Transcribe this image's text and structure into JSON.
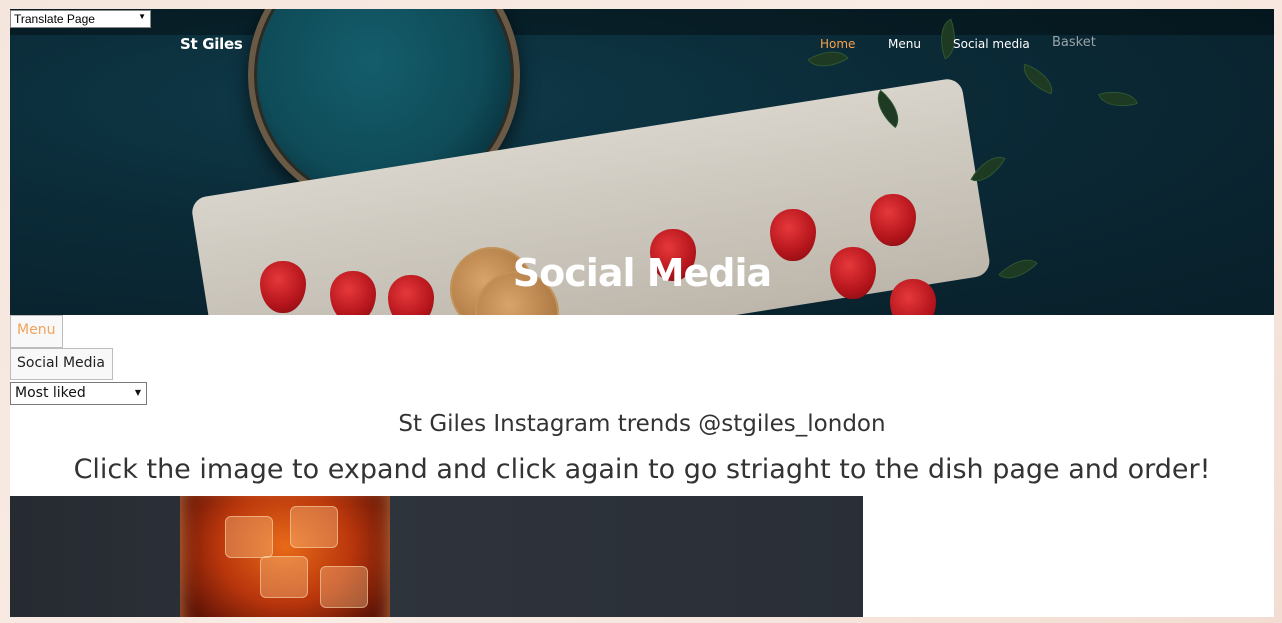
{
  "translate": {
    "label": "Translate Page"
  },
  "header": {
    "brand": "St Giles",
    "nav": [
      {
        "label": "Home",
        "active": true
      },
      {
        "label": "Menu",
        "active": false
      },
      {
        "label": "Social media",
        "active": false
      },
      {
        "label": "Basket",
        "active": false
      }
    ],
    "hero_title": "Social Media"
  },
  "controls": {
    "menu_button": "Menu",
    "social_button": "Social Media",
    "sort_selected": "Most liked"
  },
  "content": {
    "heading": "St Giles Instagram trends @stgiles_london",
    "subheading": "Click the image to expand and click again to go striaght to the dish page and order!"
  },
  "colors": {
    "accent": "#f7a24a",
    "hero_bg": "#0b2b38"
  }
}
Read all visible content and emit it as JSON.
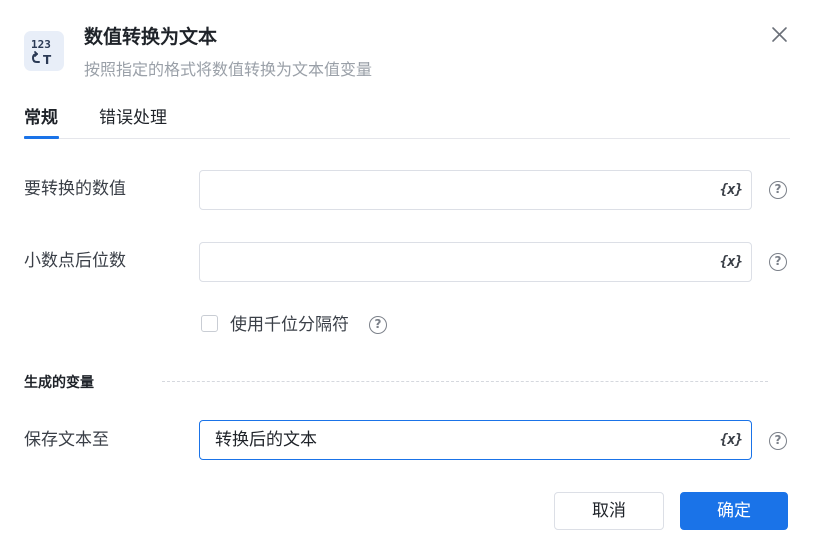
{
  "dialog": {
    "icon": "number-to-text-icon",
    "title": "数值转换为文本",
    "subtitle": "按照指定的格式将数值转换为文本值变量"
  },
  "tabs": [
    {
      "label": "常规",
      "active": true
    },
    {
      "label": "错误处理",
      "active": false
    }
  ],
  "fields": {
    "number_to_convert": {
      "label": "要转换的数值",
      "value": "",
      "var_icon": "{x}"
    },
    "decimal_places": {
      "label": "小数点后位数",
      "value": "",
      "var_icon": "{x}"
    },
    "use_thousands_separator": {
      "label": "使用千位分隔符",
      "checked": false
    }
  },
  "output_section": {
    "title": "生成的变量",
    "save_to": {
      "label": "保存文本至",
      "value": "转换后的文本",
      "var_icon": "{x}"
    }
  },
  "buttons": {
    "cancel": "取消",
    "ok": "确定"
  },
  "colors": {
    "accent": "#1a73e8",
    "icon_bg": "#e8eef8"
  }
}
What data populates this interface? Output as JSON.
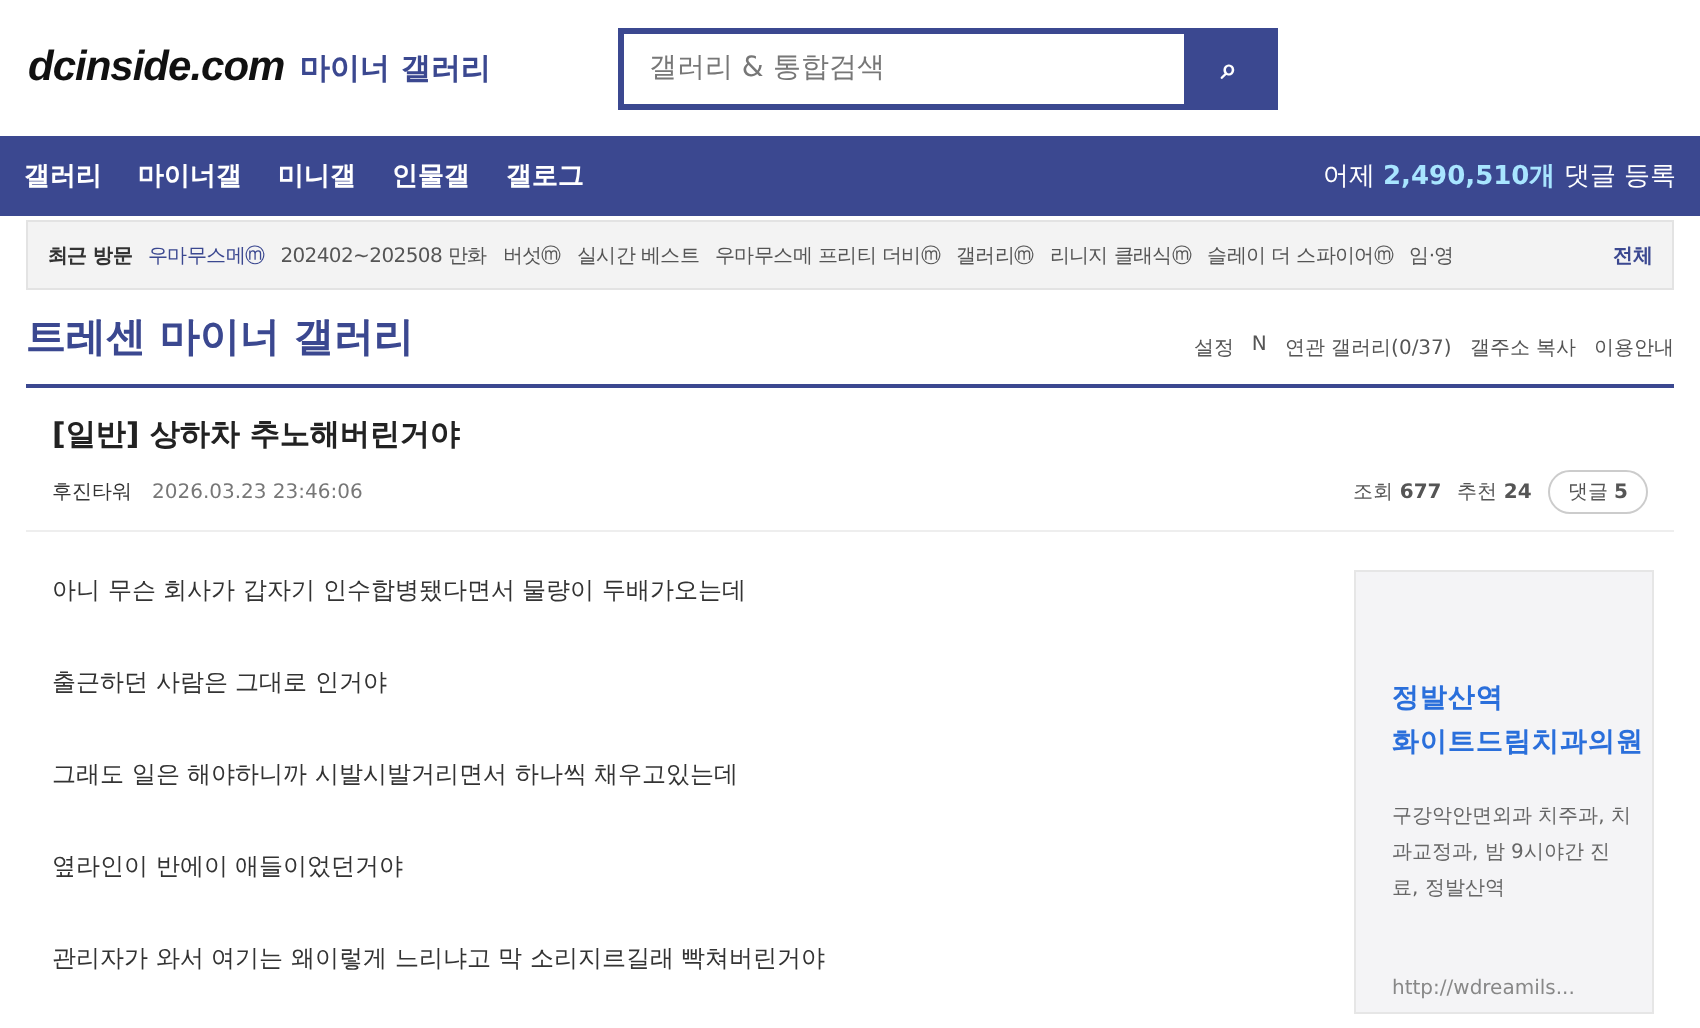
{
  "header": {
    "logo": "dcinside.com",
    "section": "마이너 갤러리",
    "search": {
      "placeholder": "갤러리 & 통합검색",
      "button": "⌕"
    }
  },
  "nav": {
    "items": [
      "갤러리",
      "마이너갤",
      "미니갤",
      "인물갤",
      "갤로그"
    ],
    "stats": {
      "prefix": "어제",
      "count": "2,490,510개",
      "suffix": "댓글 등록"
    }
  },
  "recent": {
    "label": "최근 방문",
    "items": [
      {
        "text": "우마무스메ⓜ",
        "selected": true
      },
      {
        "text": "202402~202508 만화",
        "selected": false
      },
      {
        "text": "버섯ⓜ",
        "selected": false
      },
      {
        "text": "실시간 베스트",
        "selected": false
      },
      {
        "text": "우마무스메 프리티 더비ⓜ",
        "selected": false
      },
      {
        "text": "갤러리ⓜ",
        "selected": false
      },
      {
        "text": "리니지 클래식ⓜ",
        "selected": false
      },
      {
        "text": "슬레이 더 스파이어ⓜ",
        "selected": false
      },
      {
        "text": "임·영",
        "selected": false
      }
    ],
    "all": "전체"
  },
  "gallery": {
    "title": "트레센 마이너 갤러리",
    "links": [
      "설정",
      "N",
      "연관 갤러리(0/37)",
      "갤주소 복사",
      "이용안내"
    ]
  },
  "post": {
    "title": "[일반] 상하차 추노해버린거야",
    "author": "후진타워",
    "date": "2026.03.23 23:46:06",
    "views_label": "조회",
    "views": "677",
    "likes_label": "추천",
    "likes": "24",
    "comments_label": "댓글",
    "comments": "5",
    "paragraphs": [
      "아니 무슨 회사가 갑자기 인수합병됐다면서 물량이 두배가오는데",
      "출근하던 사람은 그대로 인거야",
      "그래도 일은 해야하니까 시발시발거리면서 하나씩 채우고있는데",
      "옆라인이 반에이 애들이었던거야",
      "관리자가 와서 여기는 왜이렇게 느리냐고 막 소리지르길래 빡쳐버린거야"
    ]
  },
  "ad": {
    "title_lines": [
      "정발산역",
      "화이트드림치과의원"
    ],
    "description": "구강악안면외과 치주과, 치과교정과, 밤 9시야간 진료, 정발산역",
    "url": "http://wdreamils..."
  }
}
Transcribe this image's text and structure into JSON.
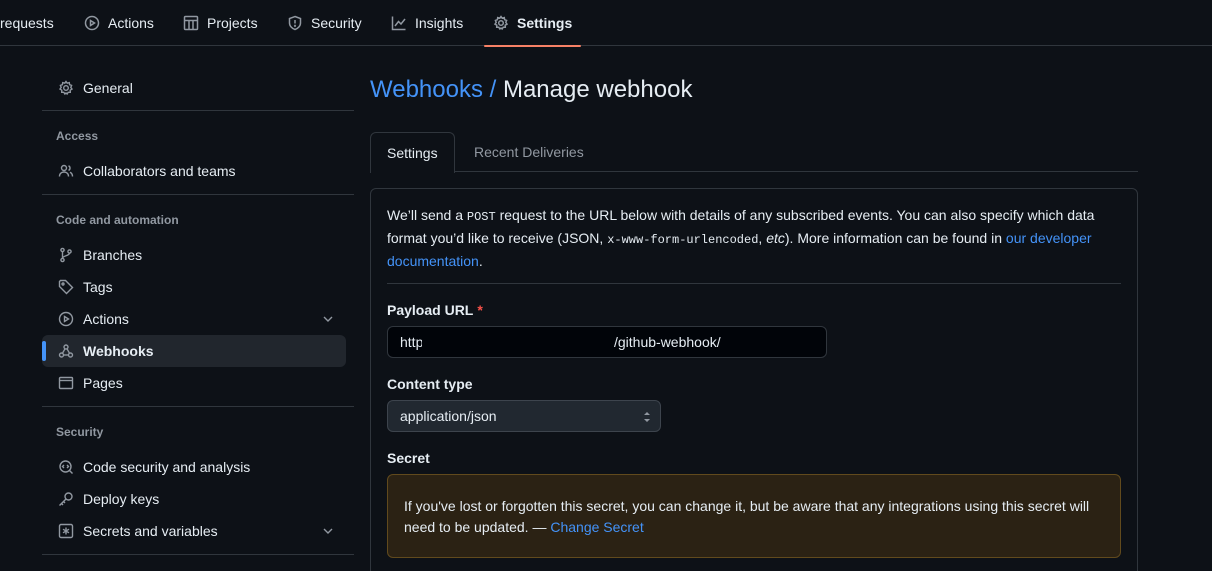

* * *

» **Your instructions**
Return the records exactly. Don't carry the pictures over.

» **Result for this exercise**
Transcribe this image's text and structure into JSON.
{
  "translate": {
    "label": "Translate Page"
  },
  "header": {
    "brand": "St Giles",
    "nav": [
      {
        "label": "Home",
        "active": true
      },
      {
        "label": "Menu",
        "active": false
      },
      {
        "label": "Social media",
        "active": false
      },
      {
        "label": "Basket",
        "active": false
      }
    ],
    "hero_title": "Social Media"
  },
  "controls": {
    "menu_button": "Menu",
    "social_button": "Social Media",
    "sort_selected": "Most liked"
  },
  "content": {
    "heading": "St Giles Instagram trends @stgiles_london",
    "subheading": "Click the image to expand and click again to go striaght to the dish page and order!"
  },
  "colors": {
    "accent": "#f7a24a",
    "hero_bg": "#0b2b38"
  }
}
Read all visible content and emit it as JSON.
{
  "dialog": {
    "icon": "number-to-text-icon",
    "title": "数值转换为文本",
    "subtitle": "按照指定的格式将数值转换为文本值变量"
  },
  "tabs": [
    {
      "label": "常规",
      "active": true
    },
    {
      "label": "错误处理",
      "active": false
    }
  ],
  "fields": {
    "number_to_convert": {
      "label": "要转换的数值",
      "value": "",
      "var_icon": "{x}"
    },
    "decimal_places": {
      "label": "小数点后位数",
      "value": "",
      "var_icon": "{x}"
    },
    "use_thousands_separator": {
      "label": "使用千位分隔符",
      "checked": false
    }
  },
  "output_section": {
    "title": "生成的变量",
    "save_to": {
      "label": "保存文本至",
      "value": "转换后的文本",
      "var_icon": "{x}"
    }
  },
  "buttons": {
    "cancel": "取消",
    "ok": "确定"
  },
  "colors": {
    "accent": "#1a73e8",
    "icon_bg": "#e8eef8"
  }
}
What data populates this interface? Output as JSON.
{
  "header": {
    "logo": "dcinside.com",
    "section": "마이너 갤러리",
    "search": {
      "placeholder": "갤러리 & 통합검색",
      "button": "⌕"
    }
  },
  "nav": {
    "items": [
      "갤러리",
      "마이너갤",
      "미니갤",
      "인물갤",
      "갤로그"
    ],
    "stats": {
      "prefix": "어제",
      "count": "2,490,510개",
      "suffix": "댓글 등록"
    }
  },
  "recent": {
    "label": "최근 방문",
    "items": [
      {
        "text": "우마무스메ⓜ",
        "selected": true
      },
      {
        "text": "202402~202508 만화",
        "selected": false
      },
      {
        "text": "버섯ⓜ",
        "selected": false
      },
      {
        "text": "실시간 베스트",
        "selected": false
      },
      {
        "text": "우마무스메 프리티 더비ⓜ",
        "selected": false
      },
      {
        "text": "갤러리ⓜ",
        "selected": false
      },
      {
        "text": "리니지 클래식ⓜ",
        "selected": false
      },
      {
        "text": "슬레이 더 스파이어ⓜ",
        "selected": false
      },
      {
        "text": "임·영",
        "selected": false
      }
    ],
    "all": "전체"
  },
  "gallery": {
    "title": "트레센 마이너 갤러리",
    "links": [
      "설정",
      "N",
      "연관 갤러리(0/37)",
      "갤주소 복사",
      "이용안내"
    ]
  },
  "post": {
    "title": "[일반] 상하차 추노해버린거야",
    "author": "후진타워",
    "date": "2026.03.23 23:46:06",
    "views_label": "조회",
    "views": "677",
    "likes_label": "추천",
    "likes": "24",
    "comments_label": "댓글",
    "comments": "5",
    "paragraphs": [
      "아니 무슨 회사가 갑자기 인수합병됐다면서 물량이 두배가오는데",
      "출근하던 사람은 그대로 인거야",
      "그래도 일은 해야하니까 시발시발거리면서 하나씩 채우고있는데",
      "옆라인이 반에이 애들이었던거야",
      "관리자가 와서 여기는 왜이렇게 느리냐고 막 소리지르길래 빡쳐버린거야"
    ]
  },
  "ad": {
    "title_lines": [
      "정발산역",
      "화이트드림치과의원"
    ],
    "description": "구강악안면외과 치주과, 치과교정과, 밤 9시야간 진료, 정발산역",
    "url": "http://wdreamils..."
  }
}
Transcribe this image's text and structure into JSON.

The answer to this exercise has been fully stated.